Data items
• • • • •

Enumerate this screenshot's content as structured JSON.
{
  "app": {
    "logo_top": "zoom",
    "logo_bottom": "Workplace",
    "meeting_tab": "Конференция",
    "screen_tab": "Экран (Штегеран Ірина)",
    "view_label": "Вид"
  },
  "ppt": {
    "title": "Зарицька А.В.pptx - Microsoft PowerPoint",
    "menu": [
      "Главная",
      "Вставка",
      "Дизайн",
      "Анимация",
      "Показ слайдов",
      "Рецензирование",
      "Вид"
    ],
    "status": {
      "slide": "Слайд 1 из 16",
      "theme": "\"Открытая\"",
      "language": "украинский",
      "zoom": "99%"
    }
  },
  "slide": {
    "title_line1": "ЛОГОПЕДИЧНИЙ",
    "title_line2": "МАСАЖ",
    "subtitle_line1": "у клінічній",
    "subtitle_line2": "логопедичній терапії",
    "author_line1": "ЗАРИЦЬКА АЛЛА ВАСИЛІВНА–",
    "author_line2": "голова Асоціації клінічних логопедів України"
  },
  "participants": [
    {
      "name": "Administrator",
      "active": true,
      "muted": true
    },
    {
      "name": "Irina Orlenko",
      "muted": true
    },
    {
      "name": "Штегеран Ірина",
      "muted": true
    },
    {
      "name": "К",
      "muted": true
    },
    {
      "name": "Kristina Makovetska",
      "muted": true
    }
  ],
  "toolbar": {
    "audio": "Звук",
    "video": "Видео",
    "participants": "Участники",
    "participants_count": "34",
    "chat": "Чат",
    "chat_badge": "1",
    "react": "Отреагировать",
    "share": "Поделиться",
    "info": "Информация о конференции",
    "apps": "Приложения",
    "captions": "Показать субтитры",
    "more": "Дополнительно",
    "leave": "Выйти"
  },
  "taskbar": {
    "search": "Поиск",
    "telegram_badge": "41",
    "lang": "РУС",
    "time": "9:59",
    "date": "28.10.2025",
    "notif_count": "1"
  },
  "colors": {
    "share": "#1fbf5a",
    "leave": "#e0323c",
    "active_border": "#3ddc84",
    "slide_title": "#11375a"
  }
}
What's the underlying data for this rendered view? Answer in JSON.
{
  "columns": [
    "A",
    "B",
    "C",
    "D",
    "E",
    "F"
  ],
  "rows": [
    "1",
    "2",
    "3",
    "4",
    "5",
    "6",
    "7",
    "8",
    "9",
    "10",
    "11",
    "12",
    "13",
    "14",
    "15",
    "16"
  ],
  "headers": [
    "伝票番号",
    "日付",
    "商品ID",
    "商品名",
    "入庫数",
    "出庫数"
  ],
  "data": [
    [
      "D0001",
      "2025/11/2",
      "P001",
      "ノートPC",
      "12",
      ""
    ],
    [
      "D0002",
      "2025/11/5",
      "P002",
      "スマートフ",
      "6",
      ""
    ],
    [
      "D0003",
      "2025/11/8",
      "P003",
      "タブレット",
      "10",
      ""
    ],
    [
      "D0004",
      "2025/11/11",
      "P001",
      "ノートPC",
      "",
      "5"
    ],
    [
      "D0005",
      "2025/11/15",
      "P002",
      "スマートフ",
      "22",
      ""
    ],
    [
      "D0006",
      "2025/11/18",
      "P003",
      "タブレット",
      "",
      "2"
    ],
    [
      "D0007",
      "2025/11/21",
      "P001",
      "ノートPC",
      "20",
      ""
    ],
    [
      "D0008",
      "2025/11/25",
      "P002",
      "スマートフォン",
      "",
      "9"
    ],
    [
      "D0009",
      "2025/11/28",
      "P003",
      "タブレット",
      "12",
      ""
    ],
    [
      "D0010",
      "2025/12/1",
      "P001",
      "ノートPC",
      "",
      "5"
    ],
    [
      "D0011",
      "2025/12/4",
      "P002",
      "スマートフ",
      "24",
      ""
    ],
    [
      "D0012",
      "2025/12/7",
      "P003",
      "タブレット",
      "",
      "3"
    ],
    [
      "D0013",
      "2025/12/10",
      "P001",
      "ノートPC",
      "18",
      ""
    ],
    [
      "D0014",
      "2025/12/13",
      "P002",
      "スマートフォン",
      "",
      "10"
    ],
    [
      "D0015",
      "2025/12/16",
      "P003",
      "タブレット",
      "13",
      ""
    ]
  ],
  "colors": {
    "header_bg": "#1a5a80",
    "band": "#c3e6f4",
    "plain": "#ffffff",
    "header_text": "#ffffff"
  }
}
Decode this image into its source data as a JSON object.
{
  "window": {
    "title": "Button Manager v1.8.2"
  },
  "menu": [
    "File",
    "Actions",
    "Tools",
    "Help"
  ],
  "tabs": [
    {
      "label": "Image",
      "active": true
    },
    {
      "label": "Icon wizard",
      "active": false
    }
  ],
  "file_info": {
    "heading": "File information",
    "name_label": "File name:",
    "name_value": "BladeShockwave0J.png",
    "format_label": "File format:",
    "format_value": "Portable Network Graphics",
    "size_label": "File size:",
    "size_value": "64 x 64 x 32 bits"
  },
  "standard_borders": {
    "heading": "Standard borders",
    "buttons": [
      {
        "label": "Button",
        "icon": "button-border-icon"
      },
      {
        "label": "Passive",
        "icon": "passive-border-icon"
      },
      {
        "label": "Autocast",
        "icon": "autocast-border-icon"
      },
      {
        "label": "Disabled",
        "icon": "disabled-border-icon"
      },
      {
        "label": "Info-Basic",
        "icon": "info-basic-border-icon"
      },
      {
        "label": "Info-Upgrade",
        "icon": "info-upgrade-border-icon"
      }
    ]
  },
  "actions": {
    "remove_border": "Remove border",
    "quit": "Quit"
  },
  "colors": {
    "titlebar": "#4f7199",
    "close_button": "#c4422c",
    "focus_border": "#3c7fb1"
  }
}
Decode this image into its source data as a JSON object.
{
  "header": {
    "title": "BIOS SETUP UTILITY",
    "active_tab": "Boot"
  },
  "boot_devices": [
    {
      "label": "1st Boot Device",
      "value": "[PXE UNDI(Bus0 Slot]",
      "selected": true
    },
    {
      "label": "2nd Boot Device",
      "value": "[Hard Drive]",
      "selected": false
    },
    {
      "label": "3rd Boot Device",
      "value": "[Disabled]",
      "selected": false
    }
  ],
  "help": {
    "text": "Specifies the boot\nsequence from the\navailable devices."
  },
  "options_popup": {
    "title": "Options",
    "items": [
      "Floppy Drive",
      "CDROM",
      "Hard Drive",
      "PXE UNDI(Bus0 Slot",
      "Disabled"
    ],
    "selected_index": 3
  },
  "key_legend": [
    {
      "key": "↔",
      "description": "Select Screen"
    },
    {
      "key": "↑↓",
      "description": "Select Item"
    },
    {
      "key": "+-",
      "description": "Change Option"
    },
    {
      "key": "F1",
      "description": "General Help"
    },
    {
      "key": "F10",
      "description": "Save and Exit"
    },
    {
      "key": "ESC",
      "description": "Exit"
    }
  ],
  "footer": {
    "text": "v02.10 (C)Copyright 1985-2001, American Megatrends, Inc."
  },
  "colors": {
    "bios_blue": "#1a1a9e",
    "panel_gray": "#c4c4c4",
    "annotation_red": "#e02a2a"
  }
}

• • • • •

Brief = Repeat each of the entries above precisely as given.

Correct answer =
Enumerate this screenshot's content as structured JSON.
{
  "app": {
    "logo_top": "zoom",
    "logo_bottom": "Workplace",
    "meeting_tab": "Конференция",
    "screen_tab": "Экран (Штегеран Ірина)",
    "view_label": "Вид"
  },
  "ppt": {
    "title": "Зарицька А.В.pptx - Microsoft PowerPoint",
    "menu": [
      "Главная",
      "Вставка",
      "Дизайн",
      "Анимация",
      "Показ слайдов",
      "Рецензирование",
      "Вид"
    ],
    "status": {
      "slide": "Слайд 1 из 16",
      "theme": "\"Открытая\"",
      "language": "украинский",
      "zoom": "99%"
    }
  },
  "slide": {
    "title_line1": "ЛОГОПЕДИЧНИЙ",
    "title_line2": "МАСАЖ",
    "subtitle_line1": "у клінічній",
    "subtitle_line2": "логопедичній терапії",
    "author_line1": "ЗАРИЦЬКА АЛЛА ВАСИЛІВНА–",
    "author_line2": "голова Асоціації клінічних логопедів України"
  },
  "participants": [
    {
      "name": "Administrator",
      "active": true,
      "muted": true
    },
    {
      "name": "Irina Orlenko",
      "muted": true
    },
    {
      "name": "Штегеран Ірина",
      "muted": true
    },
    {
      "name": "К",
      "muted": true
    },
    {
      "name": "Kristina Makovetska",
      "muted": true
    }
  ],
  "toolbar": {
    "audio": "Звук",
    "video": "Видео",
    "participants": "Участники",
    "participants_count": "34",
    "chat": "Чат",
    "chat_badge": "1",
    "react": "Отреагировать",
    "share": "Поделиться",
    "info": "Информация о конференции",
    "apps": "Приложения",
    "captions": "Показать субтитры",
    "more": "Дополнительно",
    "leave": "Выйти"
  },
  "taskbar": {
    "search": "Поиск",
    "telegram_badge": "41",
    "lang": "РУС",
    "time": "9:59",
    "date": "28.10.2025",
    "notif_count": "1"
  },
  "colors": {
    "share": "#1fbf5a",
    "leave": "#e0323c",
    "active_border": "#3ddc84",
    "slide_title": "#11375a"
  }
}
What's the underlying data for this rendered view? Answer in JSON.
{
  "columns": [
    "A",
    "B",
    "C",
    "D",
    "E",
    "F"
  ],
  "rows": [
    "1",
    "2",
    "3",
    "4",
    "5",
    "6",
    "7",
    "8",
    "9",
    "10",
    "11",
    "12",
    "13",
    "14",
    "15",
    "16"
  ],
  "headers": [
    "伝票番号",
    "日付",
    "商品ID",
    "商品名",
    "入庫数",
    "出庫数"
  ],
  "data": [
    [
      "D0001",
      "2025/11/2",
      "P001",
      "ノートPC",
      "12",
      ""
    ],
    [
      "D0002",
      "2025/11/5",
      "P002",
      "スマートフ",
      "6",
      ""
    ],
    [
      "D0003",
      "2025/11/8",
      "P003",
      "タブレット",
      "10",
      ""
    ],
    [
      "D0004",
      "2025/11/11",
      "P001",
      "ノートPC",
      "",
      "5"
    ],
    [
      "D0005",
      "2025/11/15",
      "P002",
      "スマートフ",
      "22",
      ""
    ],
    [
      "D0006",
      "2025/11/18",
      "P003",
      "タブレット",
      "",
      "2"
    ],
    [
      "D0007",
      "2025/11/21",
      "P001",
      "ノートPC",
      "20",
      ""
    ],
    [
      "D0008",
      "2025/11/25",
      "P002",
      "スマートフォン",
      "",
      "9"
    ],
    [
      "D0009",
      "2025/11/28",
      "P003",
      "タブレット",
      "12",
      ""
    ],
    [
      "D0010",
      "2025/12/1",
      "P001",
      "ノートPC",
      "",
      "5"
    ],
    [
      "D0011",
      "2025/12/4",
      "P002",
      "スマートフ",
      "24",
      ""
    ],
    [
      "D0012",
      "2025/12/7",
      "P003",
      "タブレット",
      "",
      "3"
    ],
    [
      "D0013",
      "2025/12/10",
      "P001",
      "ノートPC",
      "18",
      ""
    ],
    [
      "D0014",
      "2025/12/13",
      "P002",
      "スマートフォン",
      "",
      "10"
    ],
    [
      "D0015",
      "2025/12/16",
      "P003",
      "タブレット",
      "13",
      ""
    ]
  ],
  "colors": {
    "header_bg": "#1a5a80",
    "band": "#c3e6f4",
    "plain": "#ffffff",
    "header_text": "#ffffff"
  }
}
Decode this image into its source data as a JSON object.
{
  "window": {
    "title": "Button Manager v1.8.2"
  },
  "menu": [
    "File",
    "Actions",
    "Tools",
    "Help"
  ],
  "tabs": [
    {
      "label": "Image",
      "active": true
    },
    {
      "label": "Icon wizard",
      "active": false
    }
  ],
  "file_info": {
    "heading": "File information",
    "name_label": "File name:",
    "name_value": "BladeShockwave0J.png",
    "format_label": "File format:",
    "format_value": "Portable Network Graphics",
    "size_label": "File size:",
    "size_value": "64 x 64 x 32 bits"
  },
  "standard_borders": {
    "heading": "Standard borders",
    "buttons": [
      {
        "label": "Button",
        "icon": "button-border-icon"
      },
      {
        "label": "Passive",
        "icon": "passive-border-icon"
      },
      {
        "label": "Autocast",
        "icon": "autocast-border-icon"
      },
      {
        "label": "Disabled",
        "icon": "disabled-border-icon"
      },
      {
        "label": "Info-Basic",
        "icon": "info-basic-border-icon"
      },
      {
        "label": "Info-Upgrade",
        "icon": "info-upgrade-border-icon"
      }
    ]
  },
  "actions": {
    "remove_border": "Remove border",
    "quit": "Quit"
  },
  "colors": {
    "titlebar": "#4f7199",
    "close_button": "#c4422c",
    "focus_border": "#3c7fb1"
  }
}
Decode this image into its source data as a JSON object.
{
  "header": {
    "title": "BIOS SETUP UTILITY",
    "active_tab": "Boot"
  },
  "boot_devices": [
    {
      "label": "1st Boot Device",
      "value": "[PXE UNDI(Bus0 Slot]",
      "selected": true
    },
    {
      "label": "2nd Boot Device",
      "value": "[Hard Drive]",
      "selected": false
    },
    {
      "label": "3rd Boot Device",
      "value": "[Disabled]",
      "selected": false
    }
  ],
  "help": {
    "text": "Specifies the boot\nsequence from the\navailable devices."
  },
  "options_popup": {
    "title": "Options",
    "items": [
      "Floppy Drive",
      "CDROM",
      "Hard Drive",
      "PXE UNDI(Bus0 Slot",
      "Disabled"
    ],
    "selected_index": 3
  },
  "key_legend": [
    {
      "key": "↔",
      "description": "Select Screen"
    },
    {
      "key": "↑↓",
      "description": "Select Item"
    },
    {
      "key": "+-",
      "description": "Change Option"
    },
    {
      "key": "F1",
      "description": "General Help"
    },
    {
      "key": "F10",
      "description": "Save and Exit"
    },
    {
      "key": "ESC",
      "description": "Exit"
    }
  ],
  "footer": {
    "text": "v02.10 (C)Copyright 1985-2001, American Megatrends, Inc."
  },
  "colors": {
    "bios_blue": "#1a1a9e",
    "panel_gray": "#c4c4c4",
    "annotation_red": "#e02a2a"
  }
}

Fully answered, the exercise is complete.